Dataset items

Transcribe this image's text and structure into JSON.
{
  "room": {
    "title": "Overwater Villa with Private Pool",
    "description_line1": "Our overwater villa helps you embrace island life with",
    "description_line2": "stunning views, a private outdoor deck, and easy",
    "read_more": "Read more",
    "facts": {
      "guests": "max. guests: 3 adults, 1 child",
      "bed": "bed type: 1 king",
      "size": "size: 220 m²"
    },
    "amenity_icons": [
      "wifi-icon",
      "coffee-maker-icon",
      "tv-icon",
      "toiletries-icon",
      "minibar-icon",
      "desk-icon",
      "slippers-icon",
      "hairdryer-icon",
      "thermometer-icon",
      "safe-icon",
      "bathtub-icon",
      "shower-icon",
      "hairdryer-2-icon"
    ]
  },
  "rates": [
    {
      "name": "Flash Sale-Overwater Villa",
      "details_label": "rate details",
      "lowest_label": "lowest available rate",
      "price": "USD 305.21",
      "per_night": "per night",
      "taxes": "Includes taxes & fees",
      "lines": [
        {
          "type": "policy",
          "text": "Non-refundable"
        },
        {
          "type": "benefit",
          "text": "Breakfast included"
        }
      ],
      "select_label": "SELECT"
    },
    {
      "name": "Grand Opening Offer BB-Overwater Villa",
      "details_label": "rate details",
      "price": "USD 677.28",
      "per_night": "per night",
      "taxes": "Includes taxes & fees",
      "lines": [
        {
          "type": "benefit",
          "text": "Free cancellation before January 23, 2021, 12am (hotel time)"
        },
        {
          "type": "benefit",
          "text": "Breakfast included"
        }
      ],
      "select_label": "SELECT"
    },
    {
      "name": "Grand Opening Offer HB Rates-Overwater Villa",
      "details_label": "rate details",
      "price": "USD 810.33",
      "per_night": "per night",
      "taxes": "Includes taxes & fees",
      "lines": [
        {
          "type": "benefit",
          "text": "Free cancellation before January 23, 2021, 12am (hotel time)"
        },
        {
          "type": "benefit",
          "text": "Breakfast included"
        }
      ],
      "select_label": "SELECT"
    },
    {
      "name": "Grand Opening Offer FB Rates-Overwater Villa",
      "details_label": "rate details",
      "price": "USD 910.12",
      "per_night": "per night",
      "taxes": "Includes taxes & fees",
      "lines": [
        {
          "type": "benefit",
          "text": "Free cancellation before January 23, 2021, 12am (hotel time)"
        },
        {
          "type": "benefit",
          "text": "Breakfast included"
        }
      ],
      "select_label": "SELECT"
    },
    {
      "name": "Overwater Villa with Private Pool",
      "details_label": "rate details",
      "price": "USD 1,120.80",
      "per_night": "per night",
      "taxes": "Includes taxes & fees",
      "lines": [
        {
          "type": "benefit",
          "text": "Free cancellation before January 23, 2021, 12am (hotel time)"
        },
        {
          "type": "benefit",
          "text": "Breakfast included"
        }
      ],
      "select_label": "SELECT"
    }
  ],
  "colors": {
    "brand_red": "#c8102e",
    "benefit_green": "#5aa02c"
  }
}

Set problem
Extract the full set of entries word for word.

Expected answer
Transcribe this image's text and structure into JSON.
{
  "room": {
    "title": "Overwater Villa with Private Pool",
    "description_line1": "Our overwater villa helps you embrace island life with",
    "description_line2": "stunning views, a private outdoor deck, and easy",
    "read_more": "Read more",
    "facts": {
      "guests": "max. guests: 3 adults, 1 child",
      "bed": "bed type: 1 king",
      "size": "size: 220 m²"
    },
    "amenity_icons": [
      "wifi-icon",
      "coffee-maker-icon",
      "tv-icon",
      "toiletries-icon",
      "minibar-icon",
      "desk-icon",
      "slippers-icon",
      "hairdryer-icon",
      "thermometer-icon",
      "safe-icon",
      "bathtub-icon",
      "shower-icon",
      "hairdryer-2-icon"
    ]
  },
  "rates": [
    {
      "name": "Flash Sale-Overwater Villa",
      "details_label": "rate details",
      "lowest_label": "lowest available rate",
      "price": "USD 305.21",
      "per_night": "per night",
      "taxes": "Includes taxes & fees",
      "lines": [
        {
          "type": "policy",
          "text": "Non-refundable"
        },
        {
          "type": "benefit",
          "text": "Breakfast included"
        }
      ],
      "select_label": "SELECT"
    },
    {
      "name": "Grand Opening Offer BB-Overwater Villa",
      "details_label": "rate details",
      "price": "USD 677.28",
      "per_night": "per night",
      "taxes": "Includes taxes & fees",
      "lines": [
        {
          "type": "benefit",
          "text": "Free cancellation before January 23, 2021, 12am (hotel time)"
        },
        {
          "type": "benefit",
          "text": "Breakfast included"
        }
      ],
      "select_label": "SELECT"
    },
    {
      "name": "Grand Opening Offer HB Rates-Overwater Villa",
      "details_label": "rate details",
      "price": "USD 810.33",
      "per_night": "per night",
      "taxes": "Includes taxes & fees",
      "lines": [
        {
          "type": "benefit",
          "text": "Free cancellation before January 23, 2021, 12am (hotel time)"
        },
        {
          "type": "benefit",
          "text": "Breakfast included"
        }
      ],
      "select_label": "SELECT"
    },
    {
      "name": "Grand Opening Offer FB Rates-Overwater Villa",
      "details_label": "rate details",
      "price": "USD 910.12",
      "per_night": "per night",
      "taxes": "Includes taxes & fees",
      "lines": [
        {
          "type": "benefit",
          "text": "Free cancellation before January 23, 2021, 12am (hotel time)"
        },
        {
          "type": "benefit",
          "text": "Breakfast included"
        }
      ],
      "select_label": "SELECT"
    },
    {
      "name": "Overwater Villa with Private Pool",
      "details_label": "rate details",
      "price": "USD 1,120.80",
      "per_night": "per night",
      "taxes": "Includes taxes & fees",
      "lines": [
        {
          "type": "benefit",
          "text": "Free cancellation before January 23, 2021, 12am (hotel time)"
        },
        {
          "type": "benefit",
          "text": "Breakfast included"
        }
      ],
      "select_label": "SELECT"
    }
  ],
  "colors": {
    "brand_red": "#c8102e",
    "benefit_green": "#5aa02c"
  }
}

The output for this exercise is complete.